◆ **The request**:
Restate the full set of records exactly, without adding or dropping a word.

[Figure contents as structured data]
■ ■ ■ ■ ■
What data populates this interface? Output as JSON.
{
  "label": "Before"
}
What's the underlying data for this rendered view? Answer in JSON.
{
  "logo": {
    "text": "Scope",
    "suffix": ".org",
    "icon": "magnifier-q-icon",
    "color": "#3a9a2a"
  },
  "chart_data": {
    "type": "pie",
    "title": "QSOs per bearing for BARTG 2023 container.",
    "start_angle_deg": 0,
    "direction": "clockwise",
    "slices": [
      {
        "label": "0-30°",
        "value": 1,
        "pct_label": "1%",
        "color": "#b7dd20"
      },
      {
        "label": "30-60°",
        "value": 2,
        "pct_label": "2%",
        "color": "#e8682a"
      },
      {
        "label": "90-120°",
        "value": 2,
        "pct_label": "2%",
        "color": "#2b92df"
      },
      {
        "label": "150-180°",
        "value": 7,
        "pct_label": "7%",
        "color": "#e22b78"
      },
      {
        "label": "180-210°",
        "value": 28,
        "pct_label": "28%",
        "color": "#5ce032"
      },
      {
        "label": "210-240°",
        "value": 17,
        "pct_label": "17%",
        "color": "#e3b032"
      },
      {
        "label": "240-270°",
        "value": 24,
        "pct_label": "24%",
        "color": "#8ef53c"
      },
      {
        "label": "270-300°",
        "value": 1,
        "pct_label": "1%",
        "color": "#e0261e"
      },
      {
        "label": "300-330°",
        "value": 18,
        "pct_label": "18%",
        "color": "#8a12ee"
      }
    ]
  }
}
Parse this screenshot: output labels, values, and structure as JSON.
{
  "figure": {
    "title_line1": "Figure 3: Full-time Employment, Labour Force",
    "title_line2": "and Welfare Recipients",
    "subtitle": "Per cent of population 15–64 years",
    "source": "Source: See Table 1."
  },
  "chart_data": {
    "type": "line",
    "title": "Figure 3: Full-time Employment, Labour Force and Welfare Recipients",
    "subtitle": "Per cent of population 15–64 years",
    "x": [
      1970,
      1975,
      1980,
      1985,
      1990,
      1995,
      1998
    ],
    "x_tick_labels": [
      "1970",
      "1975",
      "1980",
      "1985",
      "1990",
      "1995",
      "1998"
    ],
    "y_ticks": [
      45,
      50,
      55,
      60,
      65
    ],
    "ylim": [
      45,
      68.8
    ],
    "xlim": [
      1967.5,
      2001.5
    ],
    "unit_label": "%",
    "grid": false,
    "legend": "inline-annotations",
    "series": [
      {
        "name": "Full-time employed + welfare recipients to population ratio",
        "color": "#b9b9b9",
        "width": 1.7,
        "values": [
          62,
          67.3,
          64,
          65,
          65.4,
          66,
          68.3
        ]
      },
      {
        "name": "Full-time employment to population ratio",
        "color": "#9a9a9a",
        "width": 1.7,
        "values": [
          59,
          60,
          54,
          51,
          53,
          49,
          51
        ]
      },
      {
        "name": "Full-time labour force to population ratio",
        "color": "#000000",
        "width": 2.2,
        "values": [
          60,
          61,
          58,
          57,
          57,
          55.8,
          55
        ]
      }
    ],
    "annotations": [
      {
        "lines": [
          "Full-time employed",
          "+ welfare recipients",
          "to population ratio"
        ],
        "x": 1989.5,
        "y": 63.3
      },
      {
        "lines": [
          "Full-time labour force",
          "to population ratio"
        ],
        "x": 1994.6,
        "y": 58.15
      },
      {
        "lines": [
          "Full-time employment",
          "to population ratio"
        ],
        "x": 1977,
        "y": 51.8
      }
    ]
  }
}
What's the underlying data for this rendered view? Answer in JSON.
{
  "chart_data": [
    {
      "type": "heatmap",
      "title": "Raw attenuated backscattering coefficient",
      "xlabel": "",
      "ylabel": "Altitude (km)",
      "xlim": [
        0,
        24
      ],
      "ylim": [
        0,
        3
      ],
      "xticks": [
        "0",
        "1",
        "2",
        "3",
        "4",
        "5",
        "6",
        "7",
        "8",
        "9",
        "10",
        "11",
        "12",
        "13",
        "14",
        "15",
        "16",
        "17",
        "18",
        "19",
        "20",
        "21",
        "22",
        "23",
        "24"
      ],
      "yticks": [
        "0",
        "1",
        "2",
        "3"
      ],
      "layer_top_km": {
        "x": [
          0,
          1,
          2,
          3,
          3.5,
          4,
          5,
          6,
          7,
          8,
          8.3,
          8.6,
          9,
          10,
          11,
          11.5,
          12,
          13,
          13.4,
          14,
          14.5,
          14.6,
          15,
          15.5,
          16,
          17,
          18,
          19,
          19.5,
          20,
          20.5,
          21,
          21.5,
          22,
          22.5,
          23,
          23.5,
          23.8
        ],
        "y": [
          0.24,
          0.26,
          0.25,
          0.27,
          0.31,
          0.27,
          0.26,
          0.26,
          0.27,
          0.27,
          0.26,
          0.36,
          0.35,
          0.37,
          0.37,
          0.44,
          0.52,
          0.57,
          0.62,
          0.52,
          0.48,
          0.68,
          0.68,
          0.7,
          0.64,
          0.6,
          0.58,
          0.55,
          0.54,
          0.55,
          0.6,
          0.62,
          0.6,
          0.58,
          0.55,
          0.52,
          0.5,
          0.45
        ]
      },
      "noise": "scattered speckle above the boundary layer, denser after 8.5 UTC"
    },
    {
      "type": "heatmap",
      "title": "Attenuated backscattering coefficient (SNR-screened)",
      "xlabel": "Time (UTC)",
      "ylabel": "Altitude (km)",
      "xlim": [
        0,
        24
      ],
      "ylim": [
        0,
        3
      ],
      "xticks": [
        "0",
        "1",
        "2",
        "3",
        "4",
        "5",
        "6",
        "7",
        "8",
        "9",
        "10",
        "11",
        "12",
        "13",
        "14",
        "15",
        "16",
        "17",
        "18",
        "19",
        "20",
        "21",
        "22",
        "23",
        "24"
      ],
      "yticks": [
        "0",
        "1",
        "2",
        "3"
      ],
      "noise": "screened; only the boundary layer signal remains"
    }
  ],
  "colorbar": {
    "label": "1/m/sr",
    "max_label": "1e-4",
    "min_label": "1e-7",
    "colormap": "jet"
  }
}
■ ■ ■ ■ ■
◆ **Task response**:
What data populates this interface? Output as JSON.
{
  "label": "Before"
}
What's the underlying data for this rendered view? Answer in JSON.
{
  "logo": {
    "text": "Scope",
    "suffix": ".org",
    "icon": "magnifier-q-icon",
    "color": "#3a9a2a"
  },
  "chart_data": {
    "type": "pie",
    "title": "QSOs per bearing for BARTG 2023 container.",
    "start_angle_deg": 0,
    "direction": "clockwise",
    "slices": [
      {
        "label": "0-30°",
        "value": 1,
        "pct_label": "1%",
        "color": "#b7dd20"
      },
      {
        "label": "30-60°",
        "value": 2,
        "pct_label": "2%",
        "color": "#e8682a"
      },
      {
        "label": "90-120°",
        "value": 2,
        "pct_label": "2%",
        "color": "#2b92df"
      },
      {
        "label": "150-180°",
        "value": 7,
        "pct_label": "7%",
        "color": "#e22b78"
      },
      {
        "label": "180-210°",
        "value": 28,
        "pct_label": "28%",
        "color": "#5ce032"
      },
      {
        "label": "210-240°",
        "value": 17,
        "pct_label": "17%",
        "color": "#e3b032"
      },
      {
        "label": "240-270°",
        "value": 24,
        "pct_label": "24%",
        "color": "#8ef53c"
      },
      {
        "label": "270-300°",
        "value": 1,
        "pct_label": "1%",
        "color": "#e0261e"
      },
      {
        "label": "300-330°",
        "value": 18,
        "pct_label": "18%",
        "color": "#8a12ee"
      }
    ]
  }
}
Parse this screenshot: output labels, values, and structure as JSON.
{
  "figure": {
    "title_line1": "Figure 3: Full-time Employment, Labour Force",
    "title_line2": "and Welfare Recipients",
    "subtitle": "Per cent of population 15–64 years",
    "source": "Source: See Table 1."
  },
  "chart_data": {
    "type": "line",
    "title": "Figure 3: Full-time Employment, Labour Force and Welfare Recipients",
    "subtitle": "Per cent of population 15–64 years",
    "x": [
      1970,
      1975,
      1980,
      1985,
      1990,
      1995,
      1998
    ],
    "x_tick_labels": [
      "1970",
      "1975",
      "1980",
      "1985",
      "1990",
      "1995",
      "1998"
    ],
    "y_ticks": [
      45,
      50,
      55,
      60,
      65
    ],
    "ylim": [
      45,
      68.8
    ],
    "xlim": [
      1967.5,
      2001.5
    ],
    "unit_label": "%",
    "grid": false,
    "legend": "inline-annotations",
    "series": [
      {
        "name": "Full-time employed + welfare recipients to population ratio",
        "color": "#b9b9b9",
        "width": 1.7,
        "values": [
          62,
          67.3,
          64,
          65,
          65.4,
          66,
          68.3
        ]
      },
      {
        "name": "Full-time employment to population ratio",
        "color": "#9a9a9a",
        "width": 1.7,
        "values": [
          59,
          60,
          54,
          51,
          53,
          49,
          51
        ]
      },
      {
        "name": "Full-time labour force to population ratio",
        "color": "#000000",
        "width": 2.2,
        "values": [
          60,
          61,
          58,
          57,
          57,
          55.8,
          55
        ]
      }
    ],
    "annotations": [
      {
        "lines": [
          "Full-time employed",
          "+ welfare recipients",
          "to population ratio"
        ],
        "x": 1989.5,
        "y": 63.3
      },
      {
        "lines": [
          "Full-time labour force",
          "to population ratio"
        ],
        "x": 1994.6,
        "y": 58.15
      },
      {
        "lines": [
          "Full-time employment",
          "to population ratio"
        ],
        "x": 1977,
        "y": 51.8
      }
    ]
  }
}
What's the underlying data for this rendered view? Answer in JSON.
{
  "chart_data": [
    {
      "type": "heatmap",
      "title": "Raw attenuated backscattering coefficient",
      "xlabel": "",
      "ylabel": "Altitude (km)",
      "xlim": [
        0,
        24
      ],
      "ylim": [
        0,
        3
      ],
      "xticks": [
        "0",
        "1",
        "2",
        "3",
        "4",
        "5",
        "6",
        "7",
        "8",
        "9",
        "10",
        "11",
        "12",
        "13",
        "14",
        "15",
        "16",
        "17",
        "18",
        "19",
        "20",
        "21",
        "22",
        "23",
        "24"
      ],
      "yticks": [
        "0",
        "1",
        "2",
        "3"
      ],
      "layer_top_km": {
        "x": [
          0,
          1,
          2,
          3,
          3.5,
          4,
          5,
          6,
          7,
          8,
          8.3,
          8.6,
          9,
          10,
          11,
          11.5,
          12,
          13,
          13.4,
          14,
          14.5,
          14.6,
          15,
          15.5,
          16,
          17,
          18,
          19,
          19.5,
          20,
          20.5,
          21,
          21.5,
          22,
          22.5,
          23,
          23.5,
          23.8
        ],
        "y": [
          0.24,
          0.26,
          0.25,
          0.27,
          0.31,
          0.27,
          0.26,
          0.26,
          0.27,
          0.27,
          0.26,
          0.36,
          0.35,
          0.37,
          0.37,
          0.44,
          0.52,
          0.57,
          0.62,
          0.52,
          0.48,
          0.68,
          0.68,
          0.7,
          0.64,
          0.6,
          0.58,
          0.55,
          0.54,
          0.55,
          0.6,
          0.62,
          0.6,
          0.58,
          0.55,
          0.52,
          0.5,
          0.45
        ]
      },
      "noise": "scattered speckle above the boundary layer, denser after 8.5 UTC"
    },
    {
      "type": "heatmap",
      "title": "Attenuated backscattering coefficient (SNR-screened)",
      "xlabel": "Time (UTC)",
      "ylabel": "Altitude (km)",
      "xlim": [
        0,
        24
      ],
      "ylim": [
        0,
        3
      ],
      "xticks": [
        "0",
        "1",
        "2",
        "3",
        "4",
        "5",
        "6",
        "7",
        "8",
        "9",
        "10",
        "11",
        "12",
        "13",
        "14",
        "15",
        "16",
        "17",
        "18",
        "19",
        "20",
        "21",
        "22",
        "23",
        "24"
      ],
      "yticks": [
        "0",
        "1",
        "2",
        "3"
      ],
      "noise": "screened; only the boundary layer signal remains"
    }
  ],
  "colorbar": {
    "label": "1/m/sr",
    "max_label": "1e-4",
    "min_label": "1e-7",
    "colormap": "jet"
  }
}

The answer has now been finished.